Below is a listing; copy all of it exactly.

— START OF Record excerpts —

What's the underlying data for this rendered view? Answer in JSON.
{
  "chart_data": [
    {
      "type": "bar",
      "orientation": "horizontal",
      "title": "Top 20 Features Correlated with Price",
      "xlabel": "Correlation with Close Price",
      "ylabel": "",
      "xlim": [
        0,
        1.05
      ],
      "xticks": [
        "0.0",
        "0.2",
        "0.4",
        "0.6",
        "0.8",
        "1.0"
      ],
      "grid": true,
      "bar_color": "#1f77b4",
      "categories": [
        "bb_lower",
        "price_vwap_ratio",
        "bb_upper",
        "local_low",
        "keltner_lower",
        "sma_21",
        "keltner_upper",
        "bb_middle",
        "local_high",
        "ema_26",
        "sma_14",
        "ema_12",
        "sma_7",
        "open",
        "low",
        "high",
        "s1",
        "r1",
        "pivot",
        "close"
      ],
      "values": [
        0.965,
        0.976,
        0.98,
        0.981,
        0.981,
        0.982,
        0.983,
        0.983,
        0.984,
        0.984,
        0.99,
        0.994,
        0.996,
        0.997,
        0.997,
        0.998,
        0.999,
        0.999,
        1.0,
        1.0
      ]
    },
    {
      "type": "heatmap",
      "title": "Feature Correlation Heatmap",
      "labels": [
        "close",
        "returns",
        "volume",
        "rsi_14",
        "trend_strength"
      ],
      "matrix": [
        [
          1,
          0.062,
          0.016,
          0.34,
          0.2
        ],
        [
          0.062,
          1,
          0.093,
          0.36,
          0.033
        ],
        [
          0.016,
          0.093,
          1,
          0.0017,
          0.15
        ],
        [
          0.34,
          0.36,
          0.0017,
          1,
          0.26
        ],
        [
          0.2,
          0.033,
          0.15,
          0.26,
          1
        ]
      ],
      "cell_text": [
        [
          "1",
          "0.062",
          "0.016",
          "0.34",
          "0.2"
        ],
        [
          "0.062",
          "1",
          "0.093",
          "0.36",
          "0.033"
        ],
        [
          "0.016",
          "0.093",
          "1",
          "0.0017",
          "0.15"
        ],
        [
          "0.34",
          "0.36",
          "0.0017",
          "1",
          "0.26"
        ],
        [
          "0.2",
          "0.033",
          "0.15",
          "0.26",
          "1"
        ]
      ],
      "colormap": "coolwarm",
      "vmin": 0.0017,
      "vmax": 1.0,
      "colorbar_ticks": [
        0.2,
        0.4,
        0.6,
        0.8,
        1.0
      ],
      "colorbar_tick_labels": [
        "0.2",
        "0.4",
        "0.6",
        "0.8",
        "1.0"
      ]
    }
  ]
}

— END OF Record excerpts —

### Response
What's the underlying data for this rendered view? Answer in JSON.
{
  "chart_data": [
    {
      "type": "bar",
      "orientation": "horizontal",
      "title": "Top 20 Features Correlated with Price",
      "xlabel": "Correlation with Close Price",
      "ylabel": "",
      "xlim": [
        0,
        1.05
      ],
      "xticks": [
        "0.0",
        "0.2",
        "0.4",
        "0.6",
        "0.8",
        "1.0"
      ],
      "grid": true,
      "bar_color": "#1f77b4",
      "categories": [
        "bb_lower",
        "price_vwap_ratio",
        "bb_upper",
        "local_low",
        "keltner_lower",
        "sma_21",
        "keltner_upper",
        "bb_middle",
        "local_high",
        "ema_26",
        "sma_14",
        "ema_12",
        "sma_7",
        "open",
        "low",
        "high",
        "s1",
        "r1",
        "pivot",
        "close"
      ],
      "values": [
        0.965,
        0.976,
        0.98,
        0.981,
        0.981,
        0.982,
        0.983,
        0.983,
        0.984,
        0.984,
        0.99,
        0.994,
        0.996,
        0.997,
        0.997,
        0.998,
        0.999,
        0.999,
        1.0,
        1.0
      ]
    },
    {
      "type": "heatmap",
      "title": "Feature Correlation Heatmap",
      "labels": [
        "close",
        "returns",
        "volume",
        "rsi_14",
        "trend_strength"
      ],
      "matrix": [
        [
          1,
          0.062,
          0.016,
          0.34,
          0.2
        ],
        [
          0.062,
          1,
          0.093,
          0.36,
          0.033
        ],
        [
          0.016,
          0.093,
          1,
          0.0017,
          0.15
        ],
        [
          0.34,
          0.36,
          0.0017,
          1,
          0.26
        ],
        [
          0.2,
          0.033,
          0.15,
          0.26,
          1
        ]
      ],
      "cell_text": [
        [
          "1",
          "0.062",
          "0.016",
          "0.34",
          "0.2"
        ],
        [
          "0.062",
          "1",
          "0.093",
          "0.36",
          "0.033"
        ],
        [
          "0.016",
          "0.093",
          "1",
          "0.0017",
          "0.15"
        ],
        [
          "0.34",
          "0.36",
          "0.0017",
          "1",
          "0.26"
        ],
        [
          "0.2",
          "0.033",
          "0.15",
          "0.26",
          "1"
        ]
      ],
      "colormap": "coolwarm",
      "vmin": 0.0017,
      "vmax": 1.0,
      "colorbar_ticks": [
        0.2,
        0.4,
        0.6,
        0.8,
        1.0
      ],
      "colorbar_tick_labels": [
        "0.2",
        "0.4",
        "0.6",
        "0.8",
        "1.0"
      ]
    }
  ]
}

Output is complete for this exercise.